# Gissa go mister!



## Piemaster (6 Jun 2008)

As the title suggests..Would anyone in my area be generous enough to let me have a look at their recumbent? Or even a short ride?
I find myself increasingly fascinated and looking at web sites. I REALLY like the look of the Flevobike
Can't say I've ever seen one on the mean streets of Hull or any dealers (unless ayone knows different?)


----------



## Riding in Circles (6 Jun 2008)

Get yourself over to the York show;

http://www.ctc.org.uk/desktopdefault.aspx?tabid=4377


----------



## Riding in Circles (6 Jun 2008)

> I'd have posted that question if I'd thought about it.
> 
> Anyone got one in Brum, apart from that black courier who I haven't seen for ages?



There are a couple of Catrikes over there.


----------



## byegad (7 Jun 2008)

If ou're going to find yourself in County Durham I can let you try an Azub-4 (if it hasn't sold by then) also a Kettwiesel and a Trice QNT.


----------



## Piemaster (9 Jun 2008)

[Stored entries]
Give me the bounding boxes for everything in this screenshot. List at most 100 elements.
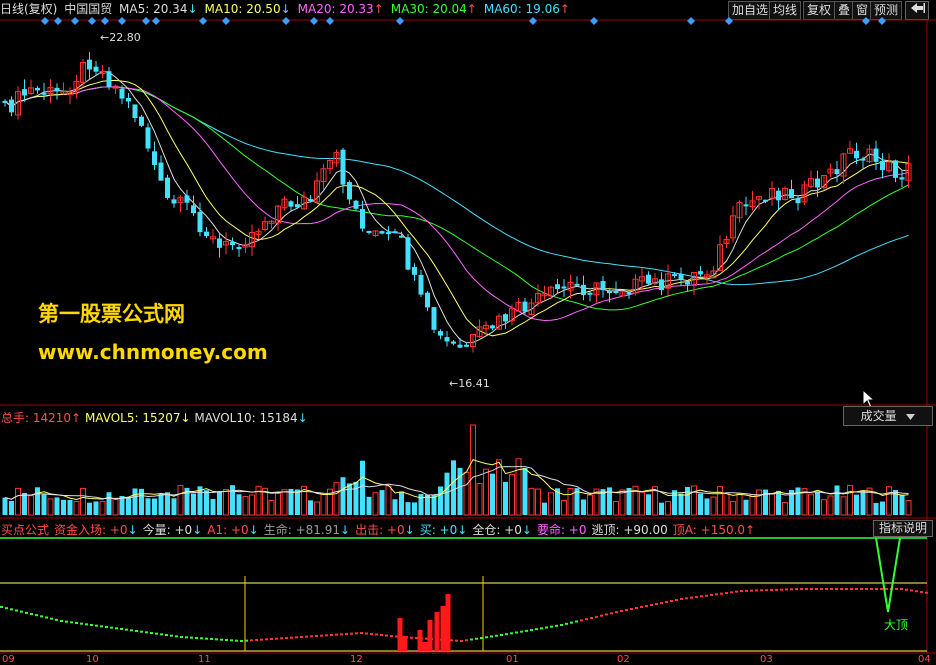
indicator-dot — [390, 635, 393, 637]
volume-bar — [483, 468, 489, 516]
watermark-url: www.chnmoney.com — [38, 340, 268, 364]
indicator-dot — [515, 631, 518, 634]
indicator-dot — [690, 596, 693, 599]
volume-bar — [561, 499, 567, 516]
volume-bar — [93, 501, 99, 515]
indicator-dot — [725, 592, 728, 594]
info-diamond-icon — [88, 17, 96, 25]
candle-body — [418, 274, 424, 295]
indicator-dot — [820, 588, 823, 590]
indicator-dot — [710, 594, 713, 596]
indicator-dot — [795, 588, 798, 591]
info-diamond-icon — [862, 17, 870, 25]
candle-body — [360, 208, 365, 229]
indicator-dot — [855, 588, 858, 590]
volume-bar — [470, 424, 476, 516]
volume-bar — [275, 492, 281, 516]
volume-bar — [399, 491, 404, 515]
volume-bar — [2, 497, 8, 515]
candle-body — [87, 59, 92, 70]
volume-bar — [295, 489, 300, 515]
indicator-dot — [375, 633, 378, 636]
volume-bar — [425, 494, 430, 515]
candle-body — [795, 198, 801, 204]
indicator-dot — [680, 598, 683, 600]
volume-bar — [379, 490, 385, 515]
candle-body — [35, 87, 40, 91]
indicator-dot — [350, 632, 353, 635]
indicator-dot — [880, 588, 883, 590]
indicator-dot — [685, 597, 688, 600]
candle-body — [353, 200, 359, 209]
indicator-dot — [745, 589, 748, 592]
indicator-dot — [255, 639, 258, 641]
volume-bar — [288, 488, 294, 515]
indicator-dot — [630, 608, 633, 610]
volume-bar — [463, 471, 470, 516]
indicator-dot — [810, 588, 813, 590]
volume-bar — [509, 473, 515, 516]
indicator-dot — [495, 634, 498, 637]
indicator-dot — [245, 639, 248, 642]
candle-body — [93, 66, 99, 72]
kline-chart[interactable] — [0, 0, 936, 664]
indicator-dot — [100, 625, 103, 628]
volume-bar — [587, 494, 593, 516]
candle-body — [184, 195, 190, 203]
volume-bar — [834, 485, 840, 515]
indicator-dot — [720, 592, 723, 595]
indicator-dot — [60, 620, 63, 622]
candle-body — [743, 204, 749, 207]
indicator-item-4: 生命: +81.91↓ — [263, 523, 351, 537]
indicator-item-6: 买: +0↓ — [419, 523, 468, 537]
volume-bar — [723, 492, 730, 516]
signal-bar — [427, 620, 433, 651]
indicator-dot — [285, 637, 288, 639]
volume-bar — [854, 494, 859, 515]
candle-body — [451, 341, 456, 344]
info-diamond-icon — [142, 17, 150, 25]
signal-bar — [445, 594, 451, 651]
candle-body — [217, 238, 222, 248]
indicator-item-7: 全仓: +0↓ — [472, 523, 532, 537]
indicator-dot — [40, 615, 43, 618]
info-diamond-icon — [101, 17, 109, 25]
candle-body — [438, 331, 443, 336]
indicator-dot — [140, 630, 143, 633]
indicator-dot — [115, 627, 118, 630]
top-signal-label: 大顶 — [884, 618, 909, 632]
indicator-dot — [315, 635, 318, 637]
volume-bar — [191, 493, 196, 515]
candle-body — [873, 148, 879, 162]
indicator-dot — [125, 628, 128, 631]
indicator-dot — [455, 639, 458, 642]
candle-body — [152, 151, 157, 165]
candle-body — [119, 88, 125, 99]
indicator-dot — [300, 636, 303, 638]
volume-bar — [860, 490, 866, 515]
candle-body — [230, 242, 235, 246]
volume-indicator-select[interactable]: 成交量 — [843, 406, 933, 426]
indicator-dot — [920, 590, 923, 593]
candle-body — [815, 178, 820, 188]
indicator-dot — [925, 591, 928, 594]
volume-bar — [353, 481, 359, 515]
candle-body — [308, 199, 313, 202]
indicator-dot — [500, 634, 503, 636]
indicator-dot — [65, 620, 68, 623]
indicator-dot — [25, 611, 28, 614]
indicator-dot — [305, 635, 308, 638]
indicator-dot — [845, 588, 848, 590]
candle-body — [165, 177, 170, 198]
volume-bar — [827, 495, 834, 516]
volume-bar — [360, 460, 365, 515]
indicator-help-button[interactable]: 指标说明 — [873, 520, 933, 537]
candle-body — [295, 204, 300, 208]
indicator-dot — [560, 624, 563, 626]
indicator-dot — [460, 640, 463, 642]
indicator-dot — [30, 613, 33, 615]
indicator-dot — [640, 606, 643, 608]
volume-bar — [405, 502, 411, 515]
indicator-dot — [5, 607, 8, 610]
indicator-dot — [200, 637, 203, 640]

Written request 1 — In the forum thread, which three recumbents does byegad offer for a try in County Durham?
Written request 2 — Please transcribe the section of the forum thread that begins at the words "Get yourself over" and stops after "seen for ages?".
The stored entries above are separate material, unrelated to the forum thread.

Task solution 1 — An Azub-4 (if it hasn't sold by then), a Kettwiesel and a Trice QNT.

Task solution 2 —
Get yourself over to the York show;

http://www.ctc.org.uk/desktopdefault.aspx?tabid=4377


----------



## Riding in Circles (6 Jun 2008)

> I'd have posted that question if I'd thought about it.
> 
> Anyone got one in Brum, apart from that black courier who I haven't seen for ages?